--- START OF Given records ---
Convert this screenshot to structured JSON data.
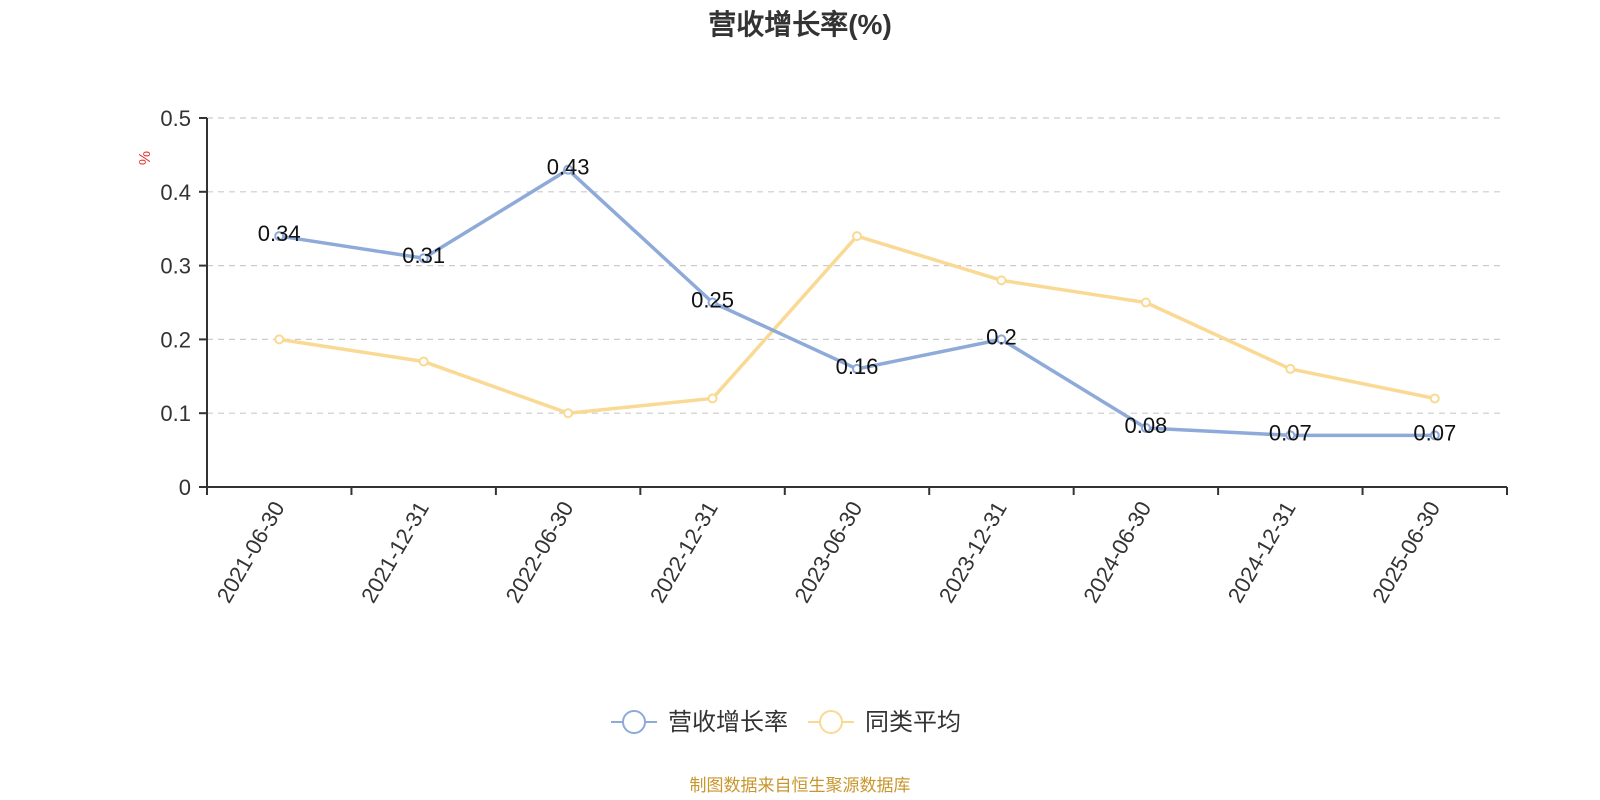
{
  "chart_data": {
    "type": "line",
    "title": "营收增长率(%)",
    "y_unit": "%",
    "categories": [
      "2021-06-30",
      "2021-12-31",
      "2022-06-30",
      "2022-12-31",
      "2023-06-30",
      "2023-12-31",
      "2024-06-30",
      "2024-12-31",
      "2025-06-30"
    ],
    "series": [
      {
        "name": "营收增长率",
        "color": "#8eaad8",
        "values": [
          0.34,
          0.31,
          0.43,
          0.25,
          0.16,
          0.2,
          0.08,
          0.07,
          0.07
        ],
        "data_labels": [
          "0.34",
          "0.31",
          "0.43",
          "0.25",
          "0.16",
          "0.2",
          "0.08",
          "0.07",
          "0.07"
        ]
      },
      {
        "name": "同类平均",
        "color": "#fad994",
        "values": [
          0.2,
          0.17,
          0.1,
          0.12,
          0.34,
          0.28,
          0.25,
          0.16,
          0.12
        ]
      }
    ],
    "ylim": [
      0,
      0.5
    ],
    "yticks": [
      0,
      0.1,
      0.2,
      0.3,
      0.4,
      0.5
    ],
    "ytick_labels": [
      "0",
      "0.1",
      "0.2",
      "0.3",
      "0.4",
      "0.5"
    ],
    "grid": true,
    "legend_position": "bottom-center",
    "unit_color": "#e53935",
    "source": "制图数据来自恒生聚源数据库",
    "source_color": "#c8962c"
  }
}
--- END OF Given records ---
* Exercise instructions *
Leave the pictures out and output the rest of the listing exactly.

* Task output *
Convert this screenshot to structured JSON data.
{
  "chart_data": {
    "type": "line",
    "title": "营收增长率(%)",
    "y_unit": "%",
    "categories": [
      "2021-06-30",
      "2021-12-31",
      "2022-06-30",
      "2022-12-31",
      "2023-06-30",
      "2023-12-31",
      "2024-06-30",
      "2024-12-31",
      "2025-06-30"
    ],
    "series": [
      {
        "name": "营收增长率",
        "color": "#8eaad8",
        "values": [
          0.34,
          0.31,
          0.43,
          0.25,
          0.16,
          0.2,
          0.08,
          0.07,
          0.07
        ],
        "data_labels": [
          "0.34",
          "0.31",
          "0.43",
          "0.25",
          "0.16",
          "0.2",
          "0.08",
          "0.07",
          "0.07"
        ]
      },
      {
        "name": "同类平均",
        "color": "#fad994",
        "values": [
          0.2,
          0.17,
          0.1,
          0.12,
          0.34,
          0.28,
          0.25,
          0.16,
          0.12
        ]
      }
    ],
    "ylim": [
      0,
      0.5
    ],
    "yticks": [
      0,
      0.1,
      0.2,
      0.3,
      0.4,
      0.5
    ],
    "ytick_labels": [
      "0",
      "0.1",
      "0.2",
      "0.3",
      "0.4",
      "0.5"
    ],
    "grid": true,
    "legend_position": "bottom-center",
    "unit_color": "#e53935",
    "source": "制图数据来自恒生聚源数据库",
    "source_color": "#c8962c"
  }
}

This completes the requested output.